Check each line below for the word "周期性费项" and give the number of lines that have it, nothing more.

[DATA PROVIDED start]

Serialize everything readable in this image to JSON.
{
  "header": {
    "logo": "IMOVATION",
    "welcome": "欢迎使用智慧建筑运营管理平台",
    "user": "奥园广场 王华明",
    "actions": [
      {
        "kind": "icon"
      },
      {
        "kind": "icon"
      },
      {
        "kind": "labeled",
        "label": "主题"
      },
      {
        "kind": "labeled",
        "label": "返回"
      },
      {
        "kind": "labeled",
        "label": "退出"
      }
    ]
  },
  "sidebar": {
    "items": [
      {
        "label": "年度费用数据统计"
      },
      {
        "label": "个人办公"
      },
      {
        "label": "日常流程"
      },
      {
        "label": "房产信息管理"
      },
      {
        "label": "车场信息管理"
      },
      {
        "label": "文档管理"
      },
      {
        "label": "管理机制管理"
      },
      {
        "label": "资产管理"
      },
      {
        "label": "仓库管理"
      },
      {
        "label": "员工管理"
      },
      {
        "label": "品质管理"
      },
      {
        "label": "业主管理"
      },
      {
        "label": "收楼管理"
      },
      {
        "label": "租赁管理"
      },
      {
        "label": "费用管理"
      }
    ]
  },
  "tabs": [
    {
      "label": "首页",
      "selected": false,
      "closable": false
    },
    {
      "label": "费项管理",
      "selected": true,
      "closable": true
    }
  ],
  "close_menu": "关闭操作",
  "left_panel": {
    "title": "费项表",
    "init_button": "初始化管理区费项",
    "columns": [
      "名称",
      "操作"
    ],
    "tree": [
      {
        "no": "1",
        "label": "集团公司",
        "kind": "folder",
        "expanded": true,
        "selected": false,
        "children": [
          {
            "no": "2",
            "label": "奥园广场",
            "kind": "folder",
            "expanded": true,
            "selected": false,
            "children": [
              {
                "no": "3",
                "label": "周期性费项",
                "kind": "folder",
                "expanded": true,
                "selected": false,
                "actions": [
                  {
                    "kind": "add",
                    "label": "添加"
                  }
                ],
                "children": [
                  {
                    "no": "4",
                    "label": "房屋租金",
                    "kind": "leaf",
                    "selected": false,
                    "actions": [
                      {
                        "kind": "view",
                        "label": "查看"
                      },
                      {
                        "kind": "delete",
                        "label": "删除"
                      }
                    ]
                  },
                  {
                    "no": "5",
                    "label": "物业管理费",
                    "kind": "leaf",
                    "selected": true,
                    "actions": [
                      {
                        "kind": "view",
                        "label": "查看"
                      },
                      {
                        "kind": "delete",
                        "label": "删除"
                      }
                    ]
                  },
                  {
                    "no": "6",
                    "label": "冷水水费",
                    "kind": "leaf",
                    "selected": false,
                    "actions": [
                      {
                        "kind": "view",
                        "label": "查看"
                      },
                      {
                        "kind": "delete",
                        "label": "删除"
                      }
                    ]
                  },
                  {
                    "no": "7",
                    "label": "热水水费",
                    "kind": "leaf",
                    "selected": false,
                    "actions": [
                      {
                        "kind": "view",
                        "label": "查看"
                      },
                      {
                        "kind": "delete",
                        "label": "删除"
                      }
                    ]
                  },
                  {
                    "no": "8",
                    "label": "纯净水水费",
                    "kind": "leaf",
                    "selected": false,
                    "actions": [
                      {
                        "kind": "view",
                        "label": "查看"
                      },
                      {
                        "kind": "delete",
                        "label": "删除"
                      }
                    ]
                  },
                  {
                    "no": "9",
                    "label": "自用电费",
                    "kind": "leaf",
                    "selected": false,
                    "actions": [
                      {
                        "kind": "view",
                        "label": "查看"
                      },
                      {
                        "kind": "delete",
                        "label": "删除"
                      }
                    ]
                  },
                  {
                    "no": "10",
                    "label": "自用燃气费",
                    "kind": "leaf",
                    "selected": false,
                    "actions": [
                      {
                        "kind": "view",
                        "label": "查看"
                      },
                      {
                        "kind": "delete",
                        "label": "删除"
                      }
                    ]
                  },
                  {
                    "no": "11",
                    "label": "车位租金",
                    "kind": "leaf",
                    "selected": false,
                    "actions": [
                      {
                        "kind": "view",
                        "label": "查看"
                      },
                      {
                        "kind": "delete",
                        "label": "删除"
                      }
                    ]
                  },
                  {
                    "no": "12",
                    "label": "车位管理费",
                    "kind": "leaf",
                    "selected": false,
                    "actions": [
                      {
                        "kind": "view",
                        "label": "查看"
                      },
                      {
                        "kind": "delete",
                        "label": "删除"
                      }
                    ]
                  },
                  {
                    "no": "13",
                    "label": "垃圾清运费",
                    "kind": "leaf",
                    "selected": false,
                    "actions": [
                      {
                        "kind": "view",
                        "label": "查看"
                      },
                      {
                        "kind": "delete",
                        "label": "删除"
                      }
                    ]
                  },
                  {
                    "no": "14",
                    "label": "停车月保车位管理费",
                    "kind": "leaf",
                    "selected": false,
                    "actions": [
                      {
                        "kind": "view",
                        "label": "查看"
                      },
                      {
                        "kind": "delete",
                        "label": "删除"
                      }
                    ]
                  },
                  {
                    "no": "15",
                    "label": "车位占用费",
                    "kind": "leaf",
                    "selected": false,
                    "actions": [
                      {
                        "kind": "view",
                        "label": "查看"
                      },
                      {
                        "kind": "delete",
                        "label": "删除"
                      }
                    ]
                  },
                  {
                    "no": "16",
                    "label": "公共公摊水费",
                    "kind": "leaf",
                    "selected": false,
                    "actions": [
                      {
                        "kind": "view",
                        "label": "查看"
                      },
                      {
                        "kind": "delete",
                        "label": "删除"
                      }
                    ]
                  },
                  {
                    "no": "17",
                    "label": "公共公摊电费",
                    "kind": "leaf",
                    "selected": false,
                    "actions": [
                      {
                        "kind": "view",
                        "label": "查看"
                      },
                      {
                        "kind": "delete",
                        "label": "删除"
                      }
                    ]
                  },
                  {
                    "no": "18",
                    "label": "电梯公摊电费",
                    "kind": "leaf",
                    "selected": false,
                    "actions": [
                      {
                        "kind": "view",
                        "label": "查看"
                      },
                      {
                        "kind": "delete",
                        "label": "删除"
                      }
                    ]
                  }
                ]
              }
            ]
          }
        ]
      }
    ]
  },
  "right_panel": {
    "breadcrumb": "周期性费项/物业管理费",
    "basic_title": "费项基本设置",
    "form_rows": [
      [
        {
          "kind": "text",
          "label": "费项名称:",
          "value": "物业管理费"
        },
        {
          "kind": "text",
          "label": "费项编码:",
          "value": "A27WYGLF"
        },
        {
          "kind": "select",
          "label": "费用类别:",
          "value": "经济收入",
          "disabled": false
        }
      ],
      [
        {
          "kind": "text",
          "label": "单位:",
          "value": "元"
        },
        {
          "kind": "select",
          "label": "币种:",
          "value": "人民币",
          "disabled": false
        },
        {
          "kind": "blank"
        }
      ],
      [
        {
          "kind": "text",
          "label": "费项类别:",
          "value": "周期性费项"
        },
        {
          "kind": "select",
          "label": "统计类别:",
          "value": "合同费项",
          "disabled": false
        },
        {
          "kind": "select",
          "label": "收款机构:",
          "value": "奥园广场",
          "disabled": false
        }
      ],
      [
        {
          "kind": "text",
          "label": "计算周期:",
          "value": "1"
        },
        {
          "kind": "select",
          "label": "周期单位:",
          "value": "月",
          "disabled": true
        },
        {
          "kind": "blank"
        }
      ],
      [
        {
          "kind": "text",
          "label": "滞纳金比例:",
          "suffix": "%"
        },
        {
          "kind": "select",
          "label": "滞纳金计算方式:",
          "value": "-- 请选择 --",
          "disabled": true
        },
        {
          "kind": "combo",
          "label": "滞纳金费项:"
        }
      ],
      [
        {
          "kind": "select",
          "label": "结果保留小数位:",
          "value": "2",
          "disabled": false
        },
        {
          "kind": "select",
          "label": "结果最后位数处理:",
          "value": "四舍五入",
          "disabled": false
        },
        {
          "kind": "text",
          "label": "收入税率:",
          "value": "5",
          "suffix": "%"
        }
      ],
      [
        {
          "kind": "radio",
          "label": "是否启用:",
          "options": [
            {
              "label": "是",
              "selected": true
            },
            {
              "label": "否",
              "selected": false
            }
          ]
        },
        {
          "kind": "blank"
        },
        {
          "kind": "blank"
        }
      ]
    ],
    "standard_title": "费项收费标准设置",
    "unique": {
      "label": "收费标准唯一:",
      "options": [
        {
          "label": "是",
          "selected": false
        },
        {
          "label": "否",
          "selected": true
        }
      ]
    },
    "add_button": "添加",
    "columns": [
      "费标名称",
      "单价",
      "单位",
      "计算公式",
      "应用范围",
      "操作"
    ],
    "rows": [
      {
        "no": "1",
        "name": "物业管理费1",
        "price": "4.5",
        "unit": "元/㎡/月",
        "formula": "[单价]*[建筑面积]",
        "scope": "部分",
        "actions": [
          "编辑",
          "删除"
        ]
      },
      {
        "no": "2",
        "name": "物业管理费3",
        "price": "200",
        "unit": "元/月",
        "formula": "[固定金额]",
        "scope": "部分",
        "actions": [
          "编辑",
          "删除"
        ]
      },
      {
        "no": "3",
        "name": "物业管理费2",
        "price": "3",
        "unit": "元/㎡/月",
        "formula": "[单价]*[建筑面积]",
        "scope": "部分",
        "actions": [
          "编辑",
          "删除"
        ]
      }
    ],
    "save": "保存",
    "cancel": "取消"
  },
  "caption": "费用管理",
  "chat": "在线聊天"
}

[DATA PROVIDED end]

• FULL OUTPUT: 3